Material shown –
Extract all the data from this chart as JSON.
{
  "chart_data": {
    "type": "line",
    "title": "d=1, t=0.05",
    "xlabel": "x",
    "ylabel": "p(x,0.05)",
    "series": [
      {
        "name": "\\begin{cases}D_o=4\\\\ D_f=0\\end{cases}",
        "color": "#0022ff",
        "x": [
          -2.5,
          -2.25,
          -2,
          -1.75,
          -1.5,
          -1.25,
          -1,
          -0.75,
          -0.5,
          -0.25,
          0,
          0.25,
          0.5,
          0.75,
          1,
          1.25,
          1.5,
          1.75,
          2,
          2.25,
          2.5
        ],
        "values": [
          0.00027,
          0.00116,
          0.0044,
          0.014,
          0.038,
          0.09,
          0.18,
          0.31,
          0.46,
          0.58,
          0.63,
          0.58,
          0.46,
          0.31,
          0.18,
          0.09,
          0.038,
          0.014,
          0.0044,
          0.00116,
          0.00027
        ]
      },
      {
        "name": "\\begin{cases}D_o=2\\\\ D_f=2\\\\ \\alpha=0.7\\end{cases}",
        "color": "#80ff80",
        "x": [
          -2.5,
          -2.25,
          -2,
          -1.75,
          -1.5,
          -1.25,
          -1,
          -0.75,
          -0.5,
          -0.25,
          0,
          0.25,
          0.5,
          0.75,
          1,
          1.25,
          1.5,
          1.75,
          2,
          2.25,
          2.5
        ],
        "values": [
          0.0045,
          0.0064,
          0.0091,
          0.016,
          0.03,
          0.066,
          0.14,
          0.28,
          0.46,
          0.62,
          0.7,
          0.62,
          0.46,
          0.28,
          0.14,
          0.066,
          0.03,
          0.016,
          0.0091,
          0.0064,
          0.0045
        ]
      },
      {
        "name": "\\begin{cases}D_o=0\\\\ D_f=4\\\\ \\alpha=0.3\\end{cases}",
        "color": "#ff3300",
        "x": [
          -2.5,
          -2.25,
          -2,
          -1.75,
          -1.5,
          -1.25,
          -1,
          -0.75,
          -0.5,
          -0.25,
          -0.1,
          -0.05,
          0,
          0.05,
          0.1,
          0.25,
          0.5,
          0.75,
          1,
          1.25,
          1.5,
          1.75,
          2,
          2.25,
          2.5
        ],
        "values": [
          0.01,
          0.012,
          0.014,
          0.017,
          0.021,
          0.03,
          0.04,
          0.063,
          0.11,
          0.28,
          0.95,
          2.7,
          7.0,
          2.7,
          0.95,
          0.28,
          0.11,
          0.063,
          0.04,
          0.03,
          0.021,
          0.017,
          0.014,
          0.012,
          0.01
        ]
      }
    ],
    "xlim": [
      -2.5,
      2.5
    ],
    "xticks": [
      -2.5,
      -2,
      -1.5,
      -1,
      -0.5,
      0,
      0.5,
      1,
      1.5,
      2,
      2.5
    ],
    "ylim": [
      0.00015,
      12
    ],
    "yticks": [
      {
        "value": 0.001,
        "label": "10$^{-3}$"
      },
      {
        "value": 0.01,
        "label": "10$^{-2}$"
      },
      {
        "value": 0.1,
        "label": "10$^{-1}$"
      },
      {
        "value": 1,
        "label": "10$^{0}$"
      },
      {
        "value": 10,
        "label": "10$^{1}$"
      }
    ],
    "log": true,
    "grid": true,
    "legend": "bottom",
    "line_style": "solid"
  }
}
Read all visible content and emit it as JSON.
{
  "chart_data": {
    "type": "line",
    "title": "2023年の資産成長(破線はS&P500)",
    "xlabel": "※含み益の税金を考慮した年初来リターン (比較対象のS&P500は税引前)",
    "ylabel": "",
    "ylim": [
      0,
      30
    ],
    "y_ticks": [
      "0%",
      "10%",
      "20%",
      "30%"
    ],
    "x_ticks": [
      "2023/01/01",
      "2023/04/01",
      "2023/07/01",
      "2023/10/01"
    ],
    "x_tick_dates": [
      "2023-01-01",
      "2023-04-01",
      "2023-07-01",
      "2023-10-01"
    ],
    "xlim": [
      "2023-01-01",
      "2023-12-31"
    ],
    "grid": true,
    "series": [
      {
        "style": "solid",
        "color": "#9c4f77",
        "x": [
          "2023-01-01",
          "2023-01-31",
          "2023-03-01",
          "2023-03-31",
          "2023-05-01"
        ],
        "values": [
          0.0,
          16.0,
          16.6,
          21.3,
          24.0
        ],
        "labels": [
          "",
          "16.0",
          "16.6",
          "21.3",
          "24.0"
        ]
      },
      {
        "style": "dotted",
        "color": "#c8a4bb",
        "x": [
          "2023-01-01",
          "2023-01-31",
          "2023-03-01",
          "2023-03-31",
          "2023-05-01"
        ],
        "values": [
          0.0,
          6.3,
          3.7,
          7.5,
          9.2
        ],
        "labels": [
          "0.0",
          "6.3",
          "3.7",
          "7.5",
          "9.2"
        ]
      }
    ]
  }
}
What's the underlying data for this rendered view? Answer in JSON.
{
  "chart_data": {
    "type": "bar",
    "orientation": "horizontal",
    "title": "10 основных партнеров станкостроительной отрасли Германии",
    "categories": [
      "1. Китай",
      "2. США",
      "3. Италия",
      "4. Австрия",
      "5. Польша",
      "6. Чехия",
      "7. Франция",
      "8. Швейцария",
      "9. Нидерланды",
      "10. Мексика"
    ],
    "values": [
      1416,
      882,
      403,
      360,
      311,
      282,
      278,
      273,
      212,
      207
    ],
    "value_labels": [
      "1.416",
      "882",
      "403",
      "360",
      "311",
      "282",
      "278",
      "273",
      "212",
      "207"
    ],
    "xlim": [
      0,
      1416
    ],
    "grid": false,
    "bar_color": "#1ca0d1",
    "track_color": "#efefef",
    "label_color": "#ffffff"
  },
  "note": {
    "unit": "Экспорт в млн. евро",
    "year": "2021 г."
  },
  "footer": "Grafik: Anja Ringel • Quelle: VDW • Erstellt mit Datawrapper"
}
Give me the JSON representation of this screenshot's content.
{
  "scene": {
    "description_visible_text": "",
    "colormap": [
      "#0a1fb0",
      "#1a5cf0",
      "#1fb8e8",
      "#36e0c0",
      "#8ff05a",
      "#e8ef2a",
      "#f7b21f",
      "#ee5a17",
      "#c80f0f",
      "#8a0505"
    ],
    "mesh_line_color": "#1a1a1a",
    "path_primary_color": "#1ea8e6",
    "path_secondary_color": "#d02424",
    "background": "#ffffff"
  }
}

What you need to do –
Repeat only the stretch of lines that opens with the line containing "Give me the" and closes with the final line of the entries, both included, exactly as written.

Full answer –
Give me the JSON representation of this screenshot's content.
{
  "scene": {
    "description_visible_text": "",
    "colormap": [
      "#0a1fb0",
      "#1a5cf0",
      "#1fb8e8",
      "#36e0c0",
      "#8ff05a",
      "#e8ef2a",
      "#f7b21f",
      "#ee5a17",
      "#c80f0f",
      "#8a0505"
    ],
    "mesh_line_color": "#1a1a1a",
    "path_primary_color": "#1ea8e6",
    "path_secondary_color": "#d02424",
    "background": "#ffffff"
  }
}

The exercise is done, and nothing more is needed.